Repeat every entry in the listing below, exactly.

## Begin EXCERPTED DATA

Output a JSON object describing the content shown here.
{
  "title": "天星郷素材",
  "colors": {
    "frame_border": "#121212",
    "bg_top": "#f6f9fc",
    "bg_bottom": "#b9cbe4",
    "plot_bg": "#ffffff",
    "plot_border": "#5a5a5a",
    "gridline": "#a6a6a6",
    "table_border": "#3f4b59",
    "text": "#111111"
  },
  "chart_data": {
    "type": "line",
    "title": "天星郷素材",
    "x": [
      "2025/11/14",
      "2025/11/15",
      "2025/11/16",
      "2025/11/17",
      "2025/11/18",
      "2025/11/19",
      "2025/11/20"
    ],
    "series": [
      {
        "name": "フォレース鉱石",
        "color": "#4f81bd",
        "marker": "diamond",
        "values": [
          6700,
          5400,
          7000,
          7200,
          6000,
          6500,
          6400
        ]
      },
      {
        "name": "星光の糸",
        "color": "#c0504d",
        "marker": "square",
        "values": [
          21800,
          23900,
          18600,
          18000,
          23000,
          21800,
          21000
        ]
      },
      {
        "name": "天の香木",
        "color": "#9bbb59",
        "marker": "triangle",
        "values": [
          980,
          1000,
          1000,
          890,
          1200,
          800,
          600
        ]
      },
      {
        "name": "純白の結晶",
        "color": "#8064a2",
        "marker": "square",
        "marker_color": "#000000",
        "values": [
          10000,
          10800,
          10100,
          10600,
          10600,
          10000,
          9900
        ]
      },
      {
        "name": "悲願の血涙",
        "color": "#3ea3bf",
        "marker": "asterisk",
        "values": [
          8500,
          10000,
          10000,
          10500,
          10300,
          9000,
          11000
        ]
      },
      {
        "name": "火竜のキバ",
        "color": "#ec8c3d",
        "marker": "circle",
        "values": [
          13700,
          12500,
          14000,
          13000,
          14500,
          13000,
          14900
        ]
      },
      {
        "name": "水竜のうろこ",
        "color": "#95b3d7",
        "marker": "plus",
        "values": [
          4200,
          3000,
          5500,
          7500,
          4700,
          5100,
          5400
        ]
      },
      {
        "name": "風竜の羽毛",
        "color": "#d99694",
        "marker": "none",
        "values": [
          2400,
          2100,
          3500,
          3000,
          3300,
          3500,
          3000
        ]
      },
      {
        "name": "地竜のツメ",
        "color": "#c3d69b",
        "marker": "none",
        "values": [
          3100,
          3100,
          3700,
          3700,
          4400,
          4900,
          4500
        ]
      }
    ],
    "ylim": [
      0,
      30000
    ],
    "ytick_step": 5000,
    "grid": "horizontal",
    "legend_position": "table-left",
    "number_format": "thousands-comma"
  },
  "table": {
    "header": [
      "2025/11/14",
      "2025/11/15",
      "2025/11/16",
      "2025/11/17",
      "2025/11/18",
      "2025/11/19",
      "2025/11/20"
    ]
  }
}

## End EXCERPTED DATA

_OUTPUT FOR THIS EXERCISE_.
Output a JSON object describing the content shown here.
{
  "title": "天星郷素材",
  "colors": {
    "frame_border": "#121212",
    "bg_top": "#f6f9fc",
    "bg_bottom": "#b9cbe4",
    "plot_bg": "#ffffff",
    "plot_border": "#5a5a5a",
    "gridline": "#a6a6a6",
    "table_border": "#3f4b59",
    "text": "#111111"
  },
  "chart_data": {
    "type": "line",
    "title": "天星郷素材",
    "x": [
      "2025/11/14",
      "2025/11/15",
      "2025/11/16",
      "2025/11/17",
      "2025/11/18",
      "2025/11/19",
      "2025/11/20"
    ],
    "series": [
      {
        "name": "フォレース鉱石",
        "color": "#4f81bd",
        "marker": "diamond",
        "values": [
          6700,
          5400,
          7000,
          7200,
          6000,
          6500,
          6400
        ]
      },
      {
        "name": "星光の糸",
        "color": "#c0504d",
        "marker": "square",
        "values": [
          21800,
          23900,
          18600,
          18000,
          23000,
          21800,
          21000
        ]
      },
      {
        "name": "天の香木",
        "color": "#9bbb59",
        "marker": "triangle",
        "values": [
          980,
          1000,
          1000,
          890,
          1200,
          800,
          600
        ]
      },
      {
        "name": "純白の結晶",
        "color": "#8064a2",
        "marker": "square",
        "marker_color": "#000000",
        "values": [
          10000,
          10800,
          10100,
          10600,
          10600,
          10000,
          9900
        ]
      },
      {
        "name": "悲願の血涙",
        "color": "#3ea3bf",
        "marker": "asterisk",
        "values": [
          8500,
          10000,
          10000,
          10500,
          10300,
          9000,
          11000
        ]
      },
      {
        "name": "火竜のキバ",
        "color": "#ec8c3d",
        "marker": "circle",
        "values": [
          13700,
          12500,
          14000,
          13000,
          14500,
          13000,
          14900
        ]
      },
      {
        "name": "水竜のうろこ",
        "color": "#95b3d7",
        "marker": "plus",
        "values": [
          4200,
          3000,
          5500,
          7500,
          4700,
          5100,
          5400
        ]
      },
      {
        "name": "風竜の羽毛",
        "color": "#d99694",
        "marker": "none",
        "values": [
          2400,
          2100,
          3500,
          3000,
          3300,
          3500,
          3000
        ]
      },
      {
        "name": "地竜のツメ",
        "color": "#c3d69b",
        "marker": "none",
        "values": [
          3100,
          3100,
          3700,
          3700,
          4400,
          4900,
          4500
        ]
      }
    ],
    "ylim": [
      0,
      30000
    ],
    "ytick_step": 5000,
    "grid": "horizontal",
    "legend_position": "table-left",
    "number_format": "thousands-comma"
  },
  "table": {
    "header": [
      "2025/11/14",
      "2025/11/15",
      "2025/11/16",
      "2025/11/17",
      "2025/11/18",
      "2025/11/19",
      "2025/11/20"
    ]
  }
}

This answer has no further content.